** Start **

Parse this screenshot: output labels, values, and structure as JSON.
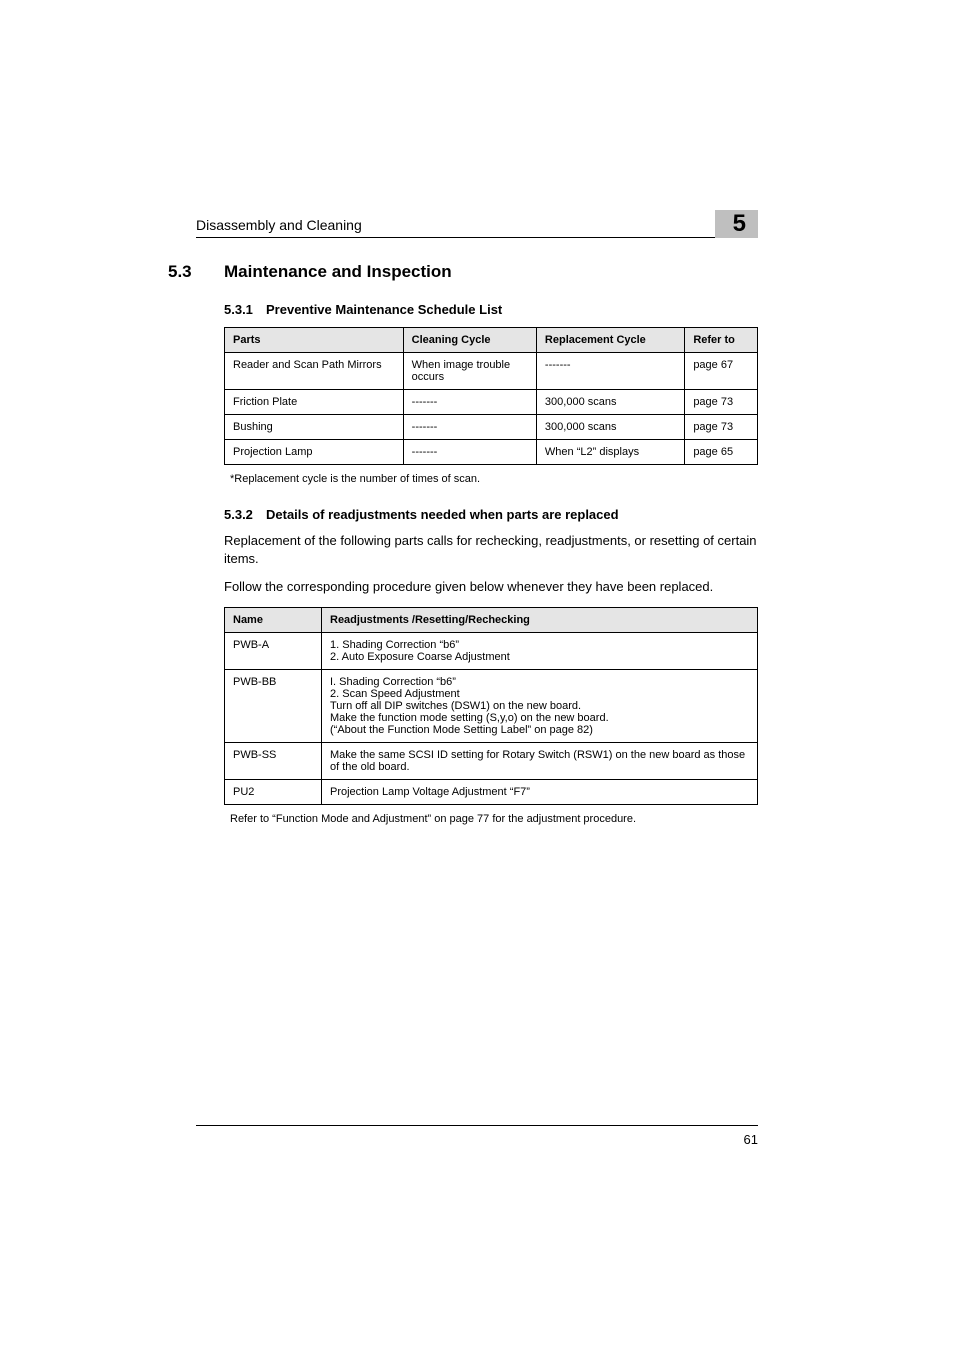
{
  "header": {
    "title": "Disassembly and Cleaning",
    "chapter_number": "5"
  },
  "section": {
    "number": "5.3",
    "title": "Maintenance and Inspection"
  },
  "subsection1": {
    "number": "5.3.1",
    "title": "Preventive Maintenance Schedule List"
  },
  "table1": {
    "headers": {
      "parts": "Parts",
      "cleaning": "Cleaning Cycle",
      "replacement": "Replacement Cycle",
      "refer": "Refer to"
    },
    "rows": [
      {
        "parts": "Reader and Scan Path Mirrors",
        "cleaning": "When image trouble occurs",
        "replacement": "-------",
        "refer": "page 67"
      },
      {
        "parts": "Friction Plate",
        "cleaning": "-------",
        "replacement": "300,000 scans",
        "refer": "page 73"
      },
      {
        "parts": "Bushing",
        "cleaning": "-------",
        "replacement": "300,000 scans",
        "refer": "page 73"
      },
      {
        "parts": "Projection Lamp",
        "cleaning": "-------",
        "replacement": "When “L2” displays",
        "refer": "page 65"
      }
    ],
    "footnote": "*Replacement cycle is the number of times of scan."
  },
  "subsection2": {
    "number": "5.3.2",
    "title": "Details of readjustments needed when parts are replaced",
    "para1": "Replacement of the following parts calls for rechecking, readjustments, or resetting of certain items.",
    "para2": "Follow the corresponding procedure given below whenever they have been replaced."
  },
  "table2": {
    "headers": {
      "name": "Name",
      "readjust": "Readjustments /Resetting/Rechecking"
    },
    "rows": [
      {
        "name": "PWB-A",
        "readjust": "1. Shading Correction “b6”\n2. Auto Exposure Coarse Adjustment"
      },
      {
        "name": "PWB-BB",
        "readjust": "I. Shading Correction “b6”\n2. Scan Speed Adjustment\nTurn off all DIP switches (DSW1) on the new board.\nMake the function mode setting (S,y,o) on the new board.\n(“About the Function Mode Setting Label” on page 82)"
      },
      {
        "name": "PWB-SS",
        "readjust": "Make the same SCSI ID setting for Rotary Switch (RSW1) on the new board as those of the old board."
      },
      {
        "name": "PU2",
        "readjust": "Projection Lamp Voltage Adjustment “F7”"
      }
    ],
    "footnote": "Refer to “Function Mode and Adjustment” on page 77 for the adjustment procedure."
  },
  "page_number": "61"
}
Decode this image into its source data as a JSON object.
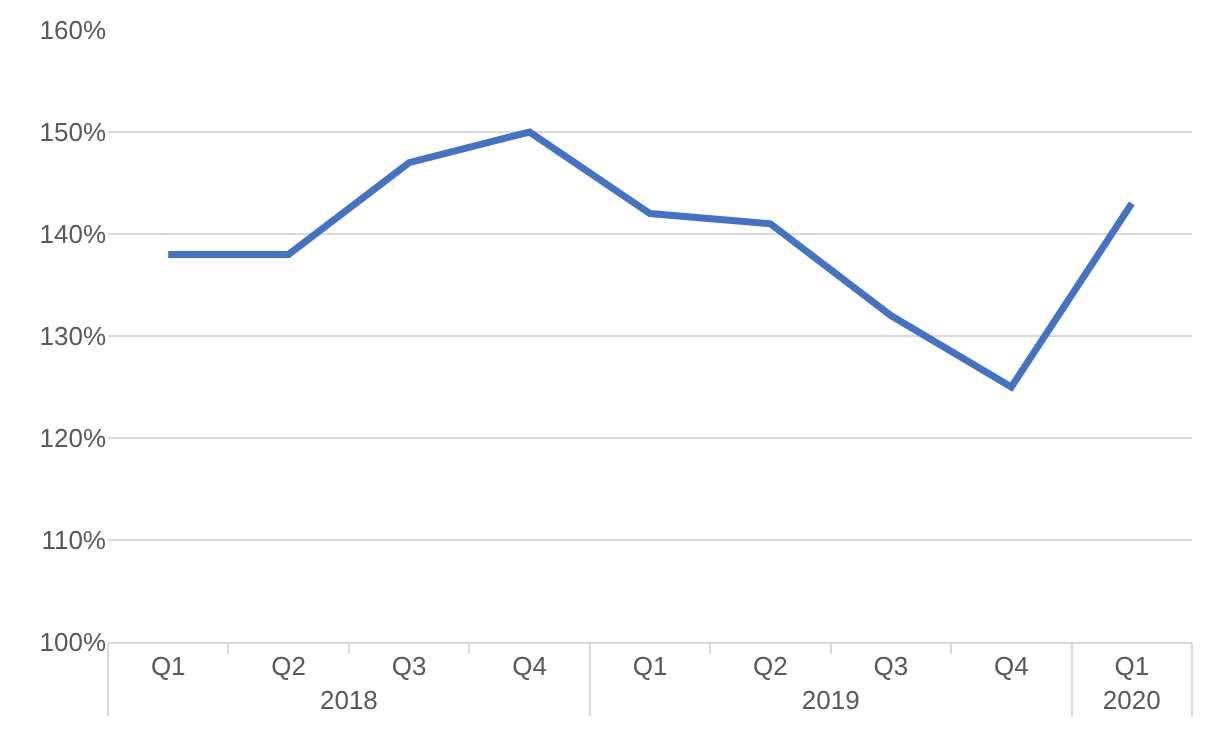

** End **

> _DIRECTIVE_
All lines of the data above that include the word "Maintenance" must be shown.

> _CORRECT ANSWER_
    "title": "Maintenance and Inspection"
    "title": "Preventive Maintenance Schedule List"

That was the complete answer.